EXERCISE DESCRIPTION: In this exercise, print only the lines from the line with "Read all visible content and emit it as JSON." to the last line of the data below, inclusive. Any pictures should be left out.

Dataset records:
===============
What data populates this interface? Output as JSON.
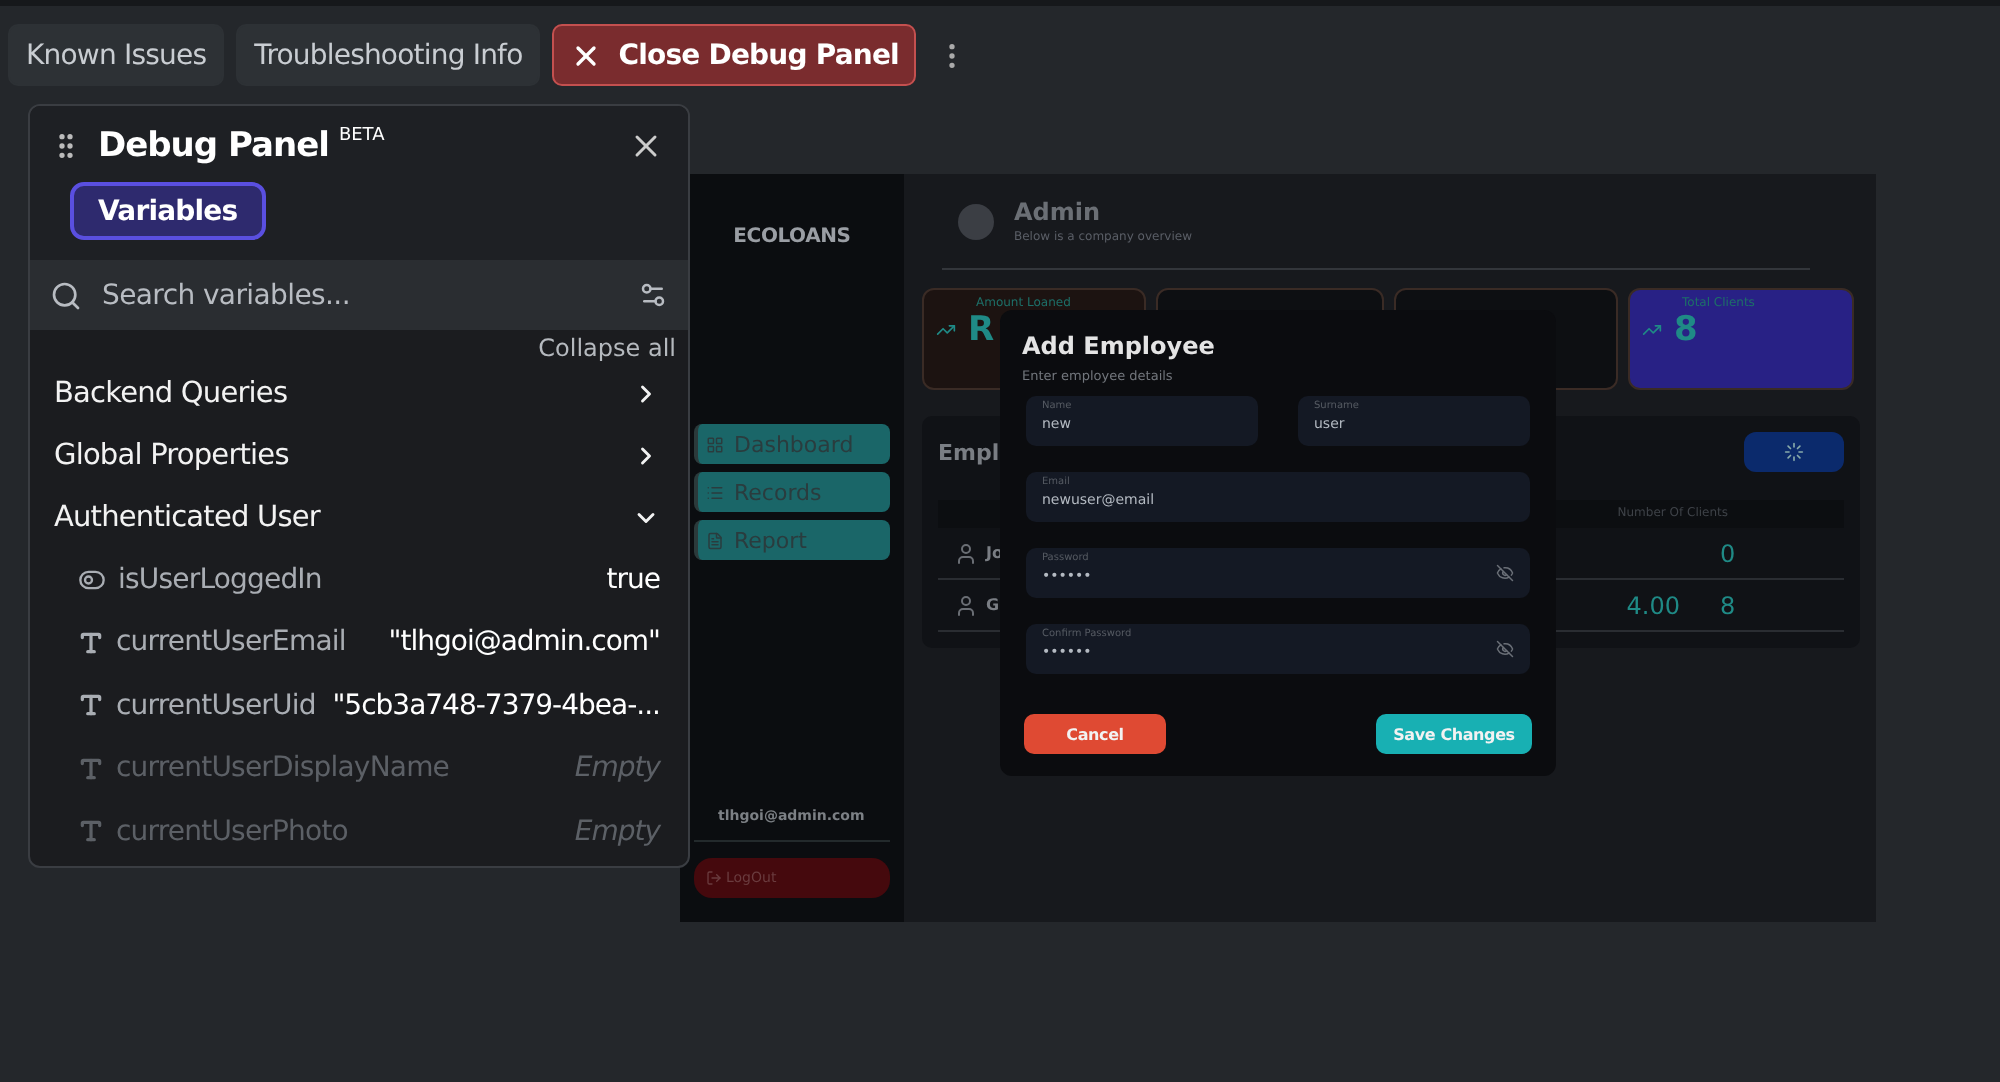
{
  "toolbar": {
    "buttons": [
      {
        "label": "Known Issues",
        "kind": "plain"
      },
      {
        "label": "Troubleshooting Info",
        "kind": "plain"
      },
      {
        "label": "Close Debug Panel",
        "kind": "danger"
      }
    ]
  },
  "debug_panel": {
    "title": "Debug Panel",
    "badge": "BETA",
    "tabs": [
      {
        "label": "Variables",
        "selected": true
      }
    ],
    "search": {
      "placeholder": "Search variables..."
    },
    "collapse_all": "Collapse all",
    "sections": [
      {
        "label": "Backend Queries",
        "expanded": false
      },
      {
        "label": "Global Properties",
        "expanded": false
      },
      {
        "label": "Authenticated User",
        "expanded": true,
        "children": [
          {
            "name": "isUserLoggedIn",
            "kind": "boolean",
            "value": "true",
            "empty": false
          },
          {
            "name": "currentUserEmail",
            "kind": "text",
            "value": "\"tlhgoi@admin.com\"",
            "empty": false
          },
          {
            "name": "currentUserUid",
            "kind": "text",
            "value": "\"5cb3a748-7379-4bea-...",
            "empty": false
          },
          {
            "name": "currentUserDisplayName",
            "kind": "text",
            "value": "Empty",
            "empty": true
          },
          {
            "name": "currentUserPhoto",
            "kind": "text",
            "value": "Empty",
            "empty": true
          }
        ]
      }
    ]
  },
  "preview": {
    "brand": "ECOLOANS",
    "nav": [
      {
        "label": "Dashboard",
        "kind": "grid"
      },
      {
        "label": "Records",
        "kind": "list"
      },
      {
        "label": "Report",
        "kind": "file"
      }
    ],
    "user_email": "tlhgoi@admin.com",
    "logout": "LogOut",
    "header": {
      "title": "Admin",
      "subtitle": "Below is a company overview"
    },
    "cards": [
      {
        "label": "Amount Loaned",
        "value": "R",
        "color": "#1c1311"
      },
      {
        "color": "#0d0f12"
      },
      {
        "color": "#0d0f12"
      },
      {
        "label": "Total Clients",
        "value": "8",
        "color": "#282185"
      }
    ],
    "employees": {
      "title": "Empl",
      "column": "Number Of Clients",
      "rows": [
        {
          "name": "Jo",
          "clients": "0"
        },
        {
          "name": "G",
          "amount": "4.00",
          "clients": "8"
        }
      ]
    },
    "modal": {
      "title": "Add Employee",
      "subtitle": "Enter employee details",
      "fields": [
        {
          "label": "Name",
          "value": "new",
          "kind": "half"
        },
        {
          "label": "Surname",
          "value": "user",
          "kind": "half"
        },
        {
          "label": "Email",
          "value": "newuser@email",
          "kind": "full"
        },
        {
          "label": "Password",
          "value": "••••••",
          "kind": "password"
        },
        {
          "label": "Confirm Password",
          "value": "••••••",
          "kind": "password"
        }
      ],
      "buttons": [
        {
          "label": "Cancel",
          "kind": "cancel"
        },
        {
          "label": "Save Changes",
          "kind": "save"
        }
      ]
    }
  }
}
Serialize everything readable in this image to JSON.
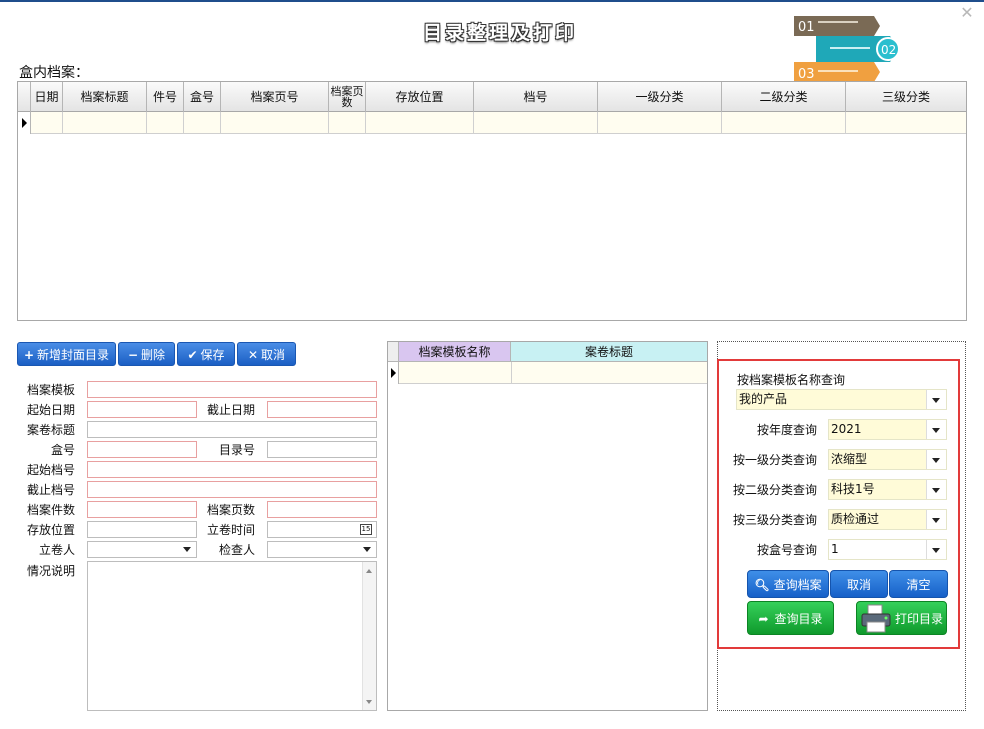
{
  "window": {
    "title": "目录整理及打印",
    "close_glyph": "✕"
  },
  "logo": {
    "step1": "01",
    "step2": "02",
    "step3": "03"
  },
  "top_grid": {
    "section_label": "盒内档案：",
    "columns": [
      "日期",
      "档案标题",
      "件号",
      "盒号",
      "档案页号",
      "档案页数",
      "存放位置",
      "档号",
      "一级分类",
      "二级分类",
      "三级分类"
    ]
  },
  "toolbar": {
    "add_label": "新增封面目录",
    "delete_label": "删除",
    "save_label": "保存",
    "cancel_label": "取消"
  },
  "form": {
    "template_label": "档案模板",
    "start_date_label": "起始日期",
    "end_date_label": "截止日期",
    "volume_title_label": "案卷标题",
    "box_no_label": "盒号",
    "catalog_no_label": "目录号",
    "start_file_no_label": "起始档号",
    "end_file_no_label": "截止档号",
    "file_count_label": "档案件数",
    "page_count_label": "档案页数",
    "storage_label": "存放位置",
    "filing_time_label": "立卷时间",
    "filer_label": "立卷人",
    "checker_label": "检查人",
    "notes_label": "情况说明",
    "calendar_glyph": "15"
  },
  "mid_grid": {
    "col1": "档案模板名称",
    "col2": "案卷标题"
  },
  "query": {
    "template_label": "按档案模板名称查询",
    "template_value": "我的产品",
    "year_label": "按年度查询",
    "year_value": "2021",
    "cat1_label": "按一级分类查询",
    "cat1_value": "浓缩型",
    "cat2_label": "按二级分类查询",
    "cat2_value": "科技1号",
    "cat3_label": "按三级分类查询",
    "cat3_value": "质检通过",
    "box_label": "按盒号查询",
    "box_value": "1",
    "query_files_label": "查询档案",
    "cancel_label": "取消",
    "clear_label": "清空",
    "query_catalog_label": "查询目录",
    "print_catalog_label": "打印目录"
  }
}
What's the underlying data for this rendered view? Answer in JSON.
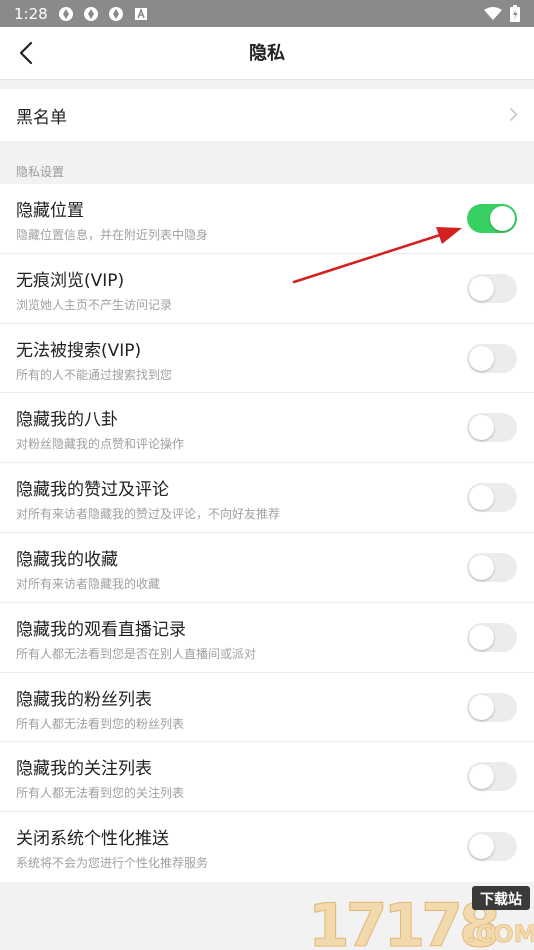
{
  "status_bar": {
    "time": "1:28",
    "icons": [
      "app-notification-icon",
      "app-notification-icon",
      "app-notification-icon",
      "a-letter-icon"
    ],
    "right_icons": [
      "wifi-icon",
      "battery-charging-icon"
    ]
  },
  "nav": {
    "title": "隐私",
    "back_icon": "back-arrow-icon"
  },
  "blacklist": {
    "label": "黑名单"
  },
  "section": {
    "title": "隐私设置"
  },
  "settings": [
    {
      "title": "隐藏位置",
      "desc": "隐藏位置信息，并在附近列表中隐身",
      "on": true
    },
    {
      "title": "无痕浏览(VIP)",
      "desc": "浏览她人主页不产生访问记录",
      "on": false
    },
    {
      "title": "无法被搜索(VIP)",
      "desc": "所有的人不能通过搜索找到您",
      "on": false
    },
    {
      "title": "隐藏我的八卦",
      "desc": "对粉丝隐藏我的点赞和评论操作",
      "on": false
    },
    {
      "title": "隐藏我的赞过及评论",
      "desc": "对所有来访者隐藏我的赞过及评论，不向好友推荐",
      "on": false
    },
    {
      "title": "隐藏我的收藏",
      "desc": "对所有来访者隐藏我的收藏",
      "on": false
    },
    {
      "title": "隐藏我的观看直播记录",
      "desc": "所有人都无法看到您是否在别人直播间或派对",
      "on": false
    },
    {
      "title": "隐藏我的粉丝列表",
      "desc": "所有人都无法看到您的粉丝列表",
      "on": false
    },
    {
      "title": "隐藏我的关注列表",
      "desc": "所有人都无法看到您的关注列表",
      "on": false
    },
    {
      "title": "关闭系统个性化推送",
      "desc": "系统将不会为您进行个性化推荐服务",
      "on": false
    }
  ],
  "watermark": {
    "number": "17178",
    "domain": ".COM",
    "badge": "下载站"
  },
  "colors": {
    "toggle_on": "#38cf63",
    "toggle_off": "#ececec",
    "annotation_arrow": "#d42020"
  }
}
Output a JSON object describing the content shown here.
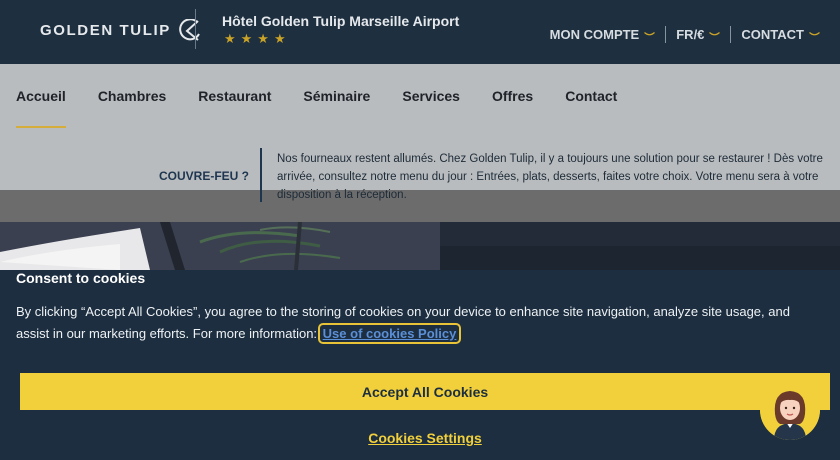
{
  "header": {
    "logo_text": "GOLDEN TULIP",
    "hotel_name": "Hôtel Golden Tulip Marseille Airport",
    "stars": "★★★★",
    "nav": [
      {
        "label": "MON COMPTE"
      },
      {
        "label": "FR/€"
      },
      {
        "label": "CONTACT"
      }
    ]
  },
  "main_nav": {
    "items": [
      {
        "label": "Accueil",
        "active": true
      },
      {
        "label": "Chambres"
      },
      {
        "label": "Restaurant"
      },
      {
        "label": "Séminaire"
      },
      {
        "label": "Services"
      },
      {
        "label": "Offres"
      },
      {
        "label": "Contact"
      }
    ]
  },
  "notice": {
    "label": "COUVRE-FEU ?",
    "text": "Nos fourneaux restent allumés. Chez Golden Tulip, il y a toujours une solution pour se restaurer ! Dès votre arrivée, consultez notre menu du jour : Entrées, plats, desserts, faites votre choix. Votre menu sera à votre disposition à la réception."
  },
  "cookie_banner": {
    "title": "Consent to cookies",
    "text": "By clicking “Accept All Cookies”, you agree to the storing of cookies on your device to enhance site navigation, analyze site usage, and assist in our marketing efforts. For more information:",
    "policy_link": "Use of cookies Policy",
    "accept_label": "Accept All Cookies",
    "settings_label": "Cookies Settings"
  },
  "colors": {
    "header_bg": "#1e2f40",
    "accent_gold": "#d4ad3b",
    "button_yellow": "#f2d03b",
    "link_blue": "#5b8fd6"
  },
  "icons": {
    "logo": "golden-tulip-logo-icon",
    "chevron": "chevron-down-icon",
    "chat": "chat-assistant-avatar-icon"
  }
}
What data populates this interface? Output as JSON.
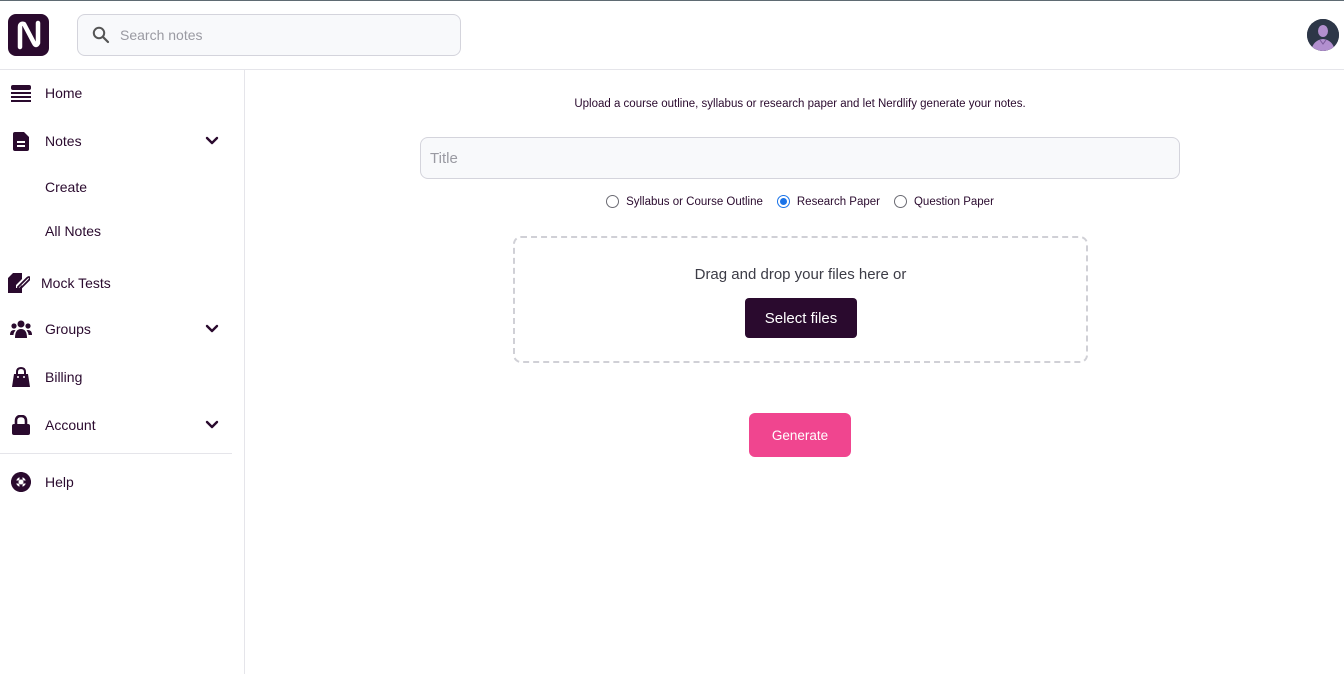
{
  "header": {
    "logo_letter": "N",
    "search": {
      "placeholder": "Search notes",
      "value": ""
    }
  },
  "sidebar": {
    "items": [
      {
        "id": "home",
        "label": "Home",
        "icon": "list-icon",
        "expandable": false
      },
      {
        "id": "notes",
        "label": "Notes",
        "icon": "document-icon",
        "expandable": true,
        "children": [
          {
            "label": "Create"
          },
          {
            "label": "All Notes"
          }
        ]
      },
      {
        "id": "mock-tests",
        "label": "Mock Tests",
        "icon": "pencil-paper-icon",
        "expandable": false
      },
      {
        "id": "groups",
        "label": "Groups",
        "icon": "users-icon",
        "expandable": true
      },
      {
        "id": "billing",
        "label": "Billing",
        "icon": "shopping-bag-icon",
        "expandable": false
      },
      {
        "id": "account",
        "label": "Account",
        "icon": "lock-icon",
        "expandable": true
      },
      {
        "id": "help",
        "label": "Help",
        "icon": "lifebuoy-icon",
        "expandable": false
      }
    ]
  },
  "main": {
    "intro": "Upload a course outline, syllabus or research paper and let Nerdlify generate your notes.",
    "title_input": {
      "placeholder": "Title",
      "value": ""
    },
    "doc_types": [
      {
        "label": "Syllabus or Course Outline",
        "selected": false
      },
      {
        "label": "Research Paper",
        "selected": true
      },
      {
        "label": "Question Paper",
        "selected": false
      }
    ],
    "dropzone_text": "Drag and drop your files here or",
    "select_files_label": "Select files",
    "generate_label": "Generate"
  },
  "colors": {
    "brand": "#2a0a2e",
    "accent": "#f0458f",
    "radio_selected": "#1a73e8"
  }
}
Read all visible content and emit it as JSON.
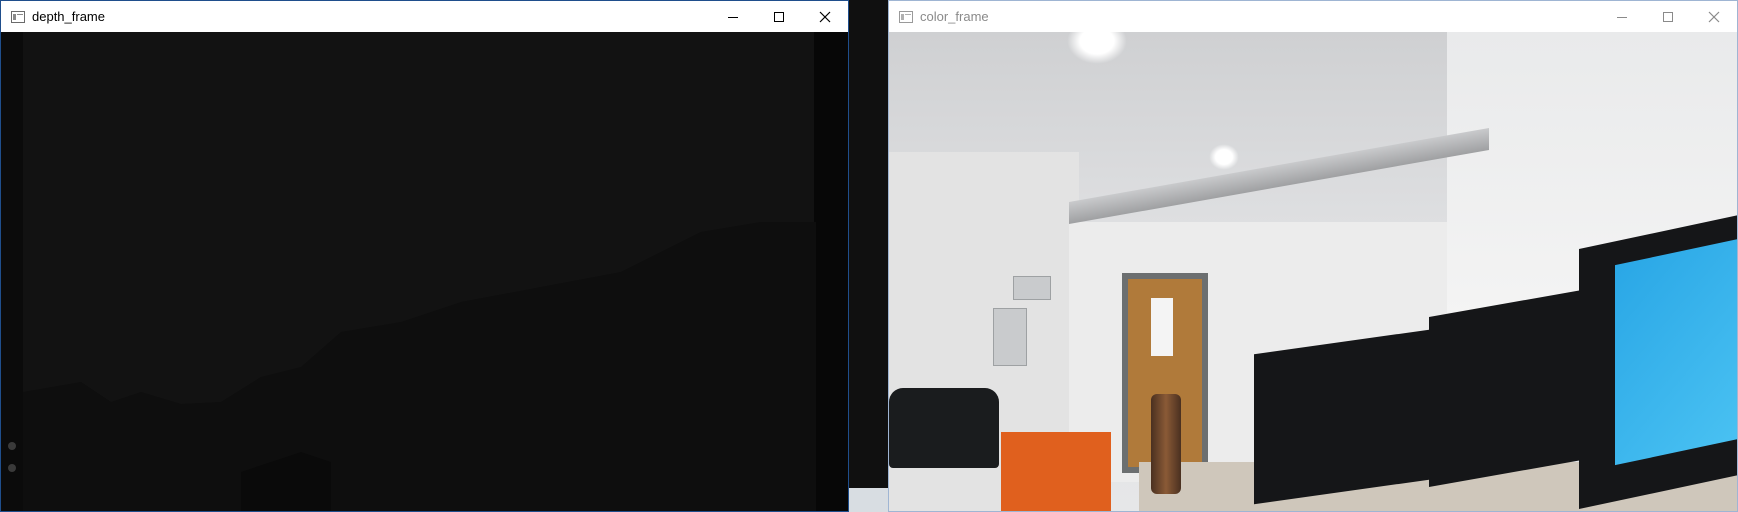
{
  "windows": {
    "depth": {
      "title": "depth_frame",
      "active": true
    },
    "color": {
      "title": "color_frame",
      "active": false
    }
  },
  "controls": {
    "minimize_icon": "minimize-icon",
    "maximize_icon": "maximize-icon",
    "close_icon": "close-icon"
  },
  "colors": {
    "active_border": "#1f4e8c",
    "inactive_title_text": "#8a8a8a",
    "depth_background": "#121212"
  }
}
===============
WORKED ANSWER:
Read all visible content and emit it as JSON.
{
  "windows": {
    "depth": {
      "title": "depth_frame",
      "active": true
    },
    "color": {
      "title": "color_frame",
      "active": false
    }
  },
  "controls": {
    "minimize_icon": "minimize-icon",
    "maximize_icon": "maximize-icon",
    "close_icon": "close-icon"
  },
  "colors": {
    "active_border": "#1f4e8c",
    "inactive_title_text": "#8a8a8a",
    "depth_background": "#121212"
  }
}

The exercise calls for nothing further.